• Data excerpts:
* begin *
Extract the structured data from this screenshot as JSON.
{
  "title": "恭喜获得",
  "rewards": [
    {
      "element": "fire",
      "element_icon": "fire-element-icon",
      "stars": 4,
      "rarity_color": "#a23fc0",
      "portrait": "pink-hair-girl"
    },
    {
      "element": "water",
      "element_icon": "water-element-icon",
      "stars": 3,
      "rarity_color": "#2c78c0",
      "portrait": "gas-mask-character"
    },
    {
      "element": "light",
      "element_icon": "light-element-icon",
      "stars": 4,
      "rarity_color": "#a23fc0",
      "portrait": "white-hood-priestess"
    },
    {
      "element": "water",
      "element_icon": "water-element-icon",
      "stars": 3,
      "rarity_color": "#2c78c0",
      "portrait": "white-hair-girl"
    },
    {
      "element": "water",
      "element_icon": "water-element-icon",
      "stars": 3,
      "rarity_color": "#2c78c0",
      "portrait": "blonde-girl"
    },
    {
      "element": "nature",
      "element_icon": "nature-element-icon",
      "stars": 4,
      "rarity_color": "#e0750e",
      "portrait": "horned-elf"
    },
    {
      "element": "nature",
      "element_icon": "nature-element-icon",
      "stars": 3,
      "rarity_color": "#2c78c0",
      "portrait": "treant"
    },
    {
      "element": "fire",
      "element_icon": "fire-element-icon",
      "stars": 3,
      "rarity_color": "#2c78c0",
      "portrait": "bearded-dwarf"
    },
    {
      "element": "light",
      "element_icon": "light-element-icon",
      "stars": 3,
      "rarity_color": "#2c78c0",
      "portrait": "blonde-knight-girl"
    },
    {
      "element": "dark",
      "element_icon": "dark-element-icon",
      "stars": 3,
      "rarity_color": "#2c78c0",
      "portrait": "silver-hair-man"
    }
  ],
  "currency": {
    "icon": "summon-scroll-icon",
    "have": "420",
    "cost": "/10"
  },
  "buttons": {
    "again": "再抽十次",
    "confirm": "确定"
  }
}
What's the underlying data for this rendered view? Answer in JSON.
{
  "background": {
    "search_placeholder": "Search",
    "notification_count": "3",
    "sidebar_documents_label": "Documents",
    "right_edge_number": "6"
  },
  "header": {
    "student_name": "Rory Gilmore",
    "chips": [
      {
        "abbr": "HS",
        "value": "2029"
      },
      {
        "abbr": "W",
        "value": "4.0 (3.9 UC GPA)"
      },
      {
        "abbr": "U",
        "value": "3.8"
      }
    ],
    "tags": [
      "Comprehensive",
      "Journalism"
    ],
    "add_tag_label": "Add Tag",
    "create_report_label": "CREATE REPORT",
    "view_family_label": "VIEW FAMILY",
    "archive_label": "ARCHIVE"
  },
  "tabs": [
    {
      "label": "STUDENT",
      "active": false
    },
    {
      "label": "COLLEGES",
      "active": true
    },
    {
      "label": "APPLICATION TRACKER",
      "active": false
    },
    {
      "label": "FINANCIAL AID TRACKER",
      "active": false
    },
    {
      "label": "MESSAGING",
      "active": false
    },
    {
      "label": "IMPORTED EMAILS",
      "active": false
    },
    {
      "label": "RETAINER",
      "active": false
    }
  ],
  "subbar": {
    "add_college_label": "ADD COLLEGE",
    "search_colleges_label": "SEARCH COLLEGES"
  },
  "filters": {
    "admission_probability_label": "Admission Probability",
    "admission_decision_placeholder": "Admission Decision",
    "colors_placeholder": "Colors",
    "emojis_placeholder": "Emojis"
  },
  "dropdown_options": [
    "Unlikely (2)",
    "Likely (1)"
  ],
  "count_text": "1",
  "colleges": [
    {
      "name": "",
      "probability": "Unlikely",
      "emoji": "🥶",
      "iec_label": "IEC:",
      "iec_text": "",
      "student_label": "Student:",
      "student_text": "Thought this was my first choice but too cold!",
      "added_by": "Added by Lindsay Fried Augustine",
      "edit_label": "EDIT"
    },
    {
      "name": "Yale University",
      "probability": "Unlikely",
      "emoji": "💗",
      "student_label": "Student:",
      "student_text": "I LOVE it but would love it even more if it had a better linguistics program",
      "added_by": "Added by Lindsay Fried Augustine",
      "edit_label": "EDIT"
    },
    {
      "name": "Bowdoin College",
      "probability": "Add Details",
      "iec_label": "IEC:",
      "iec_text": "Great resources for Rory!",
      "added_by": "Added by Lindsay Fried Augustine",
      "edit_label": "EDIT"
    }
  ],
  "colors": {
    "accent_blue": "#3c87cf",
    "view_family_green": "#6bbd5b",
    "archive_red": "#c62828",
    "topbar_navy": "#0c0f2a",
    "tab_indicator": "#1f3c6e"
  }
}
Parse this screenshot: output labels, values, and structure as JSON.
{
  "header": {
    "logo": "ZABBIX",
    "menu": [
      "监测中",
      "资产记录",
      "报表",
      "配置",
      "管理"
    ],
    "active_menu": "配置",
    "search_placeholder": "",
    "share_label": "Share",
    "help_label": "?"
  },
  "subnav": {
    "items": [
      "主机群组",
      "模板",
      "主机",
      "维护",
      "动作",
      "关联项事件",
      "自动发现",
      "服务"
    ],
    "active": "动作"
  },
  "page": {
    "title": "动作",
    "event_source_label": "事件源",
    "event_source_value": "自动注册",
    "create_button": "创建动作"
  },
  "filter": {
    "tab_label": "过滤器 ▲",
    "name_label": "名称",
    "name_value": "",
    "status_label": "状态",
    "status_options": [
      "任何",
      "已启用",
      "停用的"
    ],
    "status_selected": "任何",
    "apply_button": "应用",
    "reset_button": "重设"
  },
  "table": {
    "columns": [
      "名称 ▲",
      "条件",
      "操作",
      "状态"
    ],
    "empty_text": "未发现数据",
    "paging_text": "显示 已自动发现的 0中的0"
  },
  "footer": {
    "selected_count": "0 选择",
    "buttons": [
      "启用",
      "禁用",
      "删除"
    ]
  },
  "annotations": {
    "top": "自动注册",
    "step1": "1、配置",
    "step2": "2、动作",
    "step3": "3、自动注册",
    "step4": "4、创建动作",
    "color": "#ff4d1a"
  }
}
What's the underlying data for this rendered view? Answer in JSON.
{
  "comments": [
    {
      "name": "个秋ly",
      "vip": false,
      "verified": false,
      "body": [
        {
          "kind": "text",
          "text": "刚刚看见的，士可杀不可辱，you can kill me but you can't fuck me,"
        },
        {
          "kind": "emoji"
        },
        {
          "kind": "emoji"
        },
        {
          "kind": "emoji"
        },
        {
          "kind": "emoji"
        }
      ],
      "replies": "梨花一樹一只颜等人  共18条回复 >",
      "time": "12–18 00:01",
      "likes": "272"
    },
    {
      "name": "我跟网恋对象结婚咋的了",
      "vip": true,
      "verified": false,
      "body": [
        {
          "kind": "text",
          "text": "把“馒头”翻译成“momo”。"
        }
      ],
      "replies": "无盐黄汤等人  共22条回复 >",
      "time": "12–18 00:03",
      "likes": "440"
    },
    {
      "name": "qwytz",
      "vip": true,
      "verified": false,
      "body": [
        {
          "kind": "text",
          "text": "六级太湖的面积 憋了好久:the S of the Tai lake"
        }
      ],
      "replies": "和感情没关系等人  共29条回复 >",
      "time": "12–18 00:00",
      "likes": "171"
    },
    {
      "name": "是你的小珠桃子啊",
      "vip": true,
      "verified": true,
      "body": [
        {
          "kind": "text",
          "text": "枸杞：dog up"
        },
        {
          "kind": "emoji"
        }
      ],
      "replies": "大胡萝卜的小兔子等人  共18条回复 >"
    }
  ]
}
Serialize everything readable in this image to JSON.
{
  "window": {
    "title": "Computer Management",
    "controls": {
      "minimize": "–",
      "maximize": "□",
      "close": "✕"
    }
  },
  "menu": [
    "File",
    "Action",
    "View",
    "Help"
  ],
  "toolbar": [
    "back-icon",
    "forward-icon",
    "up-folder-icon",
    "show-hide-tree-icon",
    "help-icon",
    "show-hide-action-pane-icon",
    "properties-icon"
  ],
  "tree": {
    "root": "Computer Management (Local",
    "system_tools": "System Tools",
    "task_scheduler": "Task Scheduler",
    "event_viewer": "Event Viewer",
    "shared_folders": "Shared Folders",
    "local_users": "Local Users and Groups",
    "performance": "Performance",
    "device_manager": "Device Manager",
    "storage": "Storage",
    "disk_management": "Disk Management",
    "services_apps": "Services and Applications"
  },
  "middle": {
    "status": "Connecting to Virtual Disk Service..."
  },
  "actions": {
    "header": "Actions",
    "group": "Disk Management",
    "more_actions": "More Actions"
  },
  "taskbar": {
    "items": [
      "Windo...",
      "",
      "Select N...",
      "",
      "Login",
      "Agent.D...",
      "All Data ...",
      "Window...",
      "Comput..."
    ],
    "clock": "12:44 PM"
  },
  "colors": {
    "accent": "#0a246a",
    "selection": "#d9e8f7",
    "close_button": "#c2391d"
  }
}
* end *
• What you need to do:
Search the entries for the word "time", then gather every line that has it.

• Solution for this exercise:
      "time": "12–18 00:01",
      "time": "12–18 00:03",
      "time": "12–18 00:00",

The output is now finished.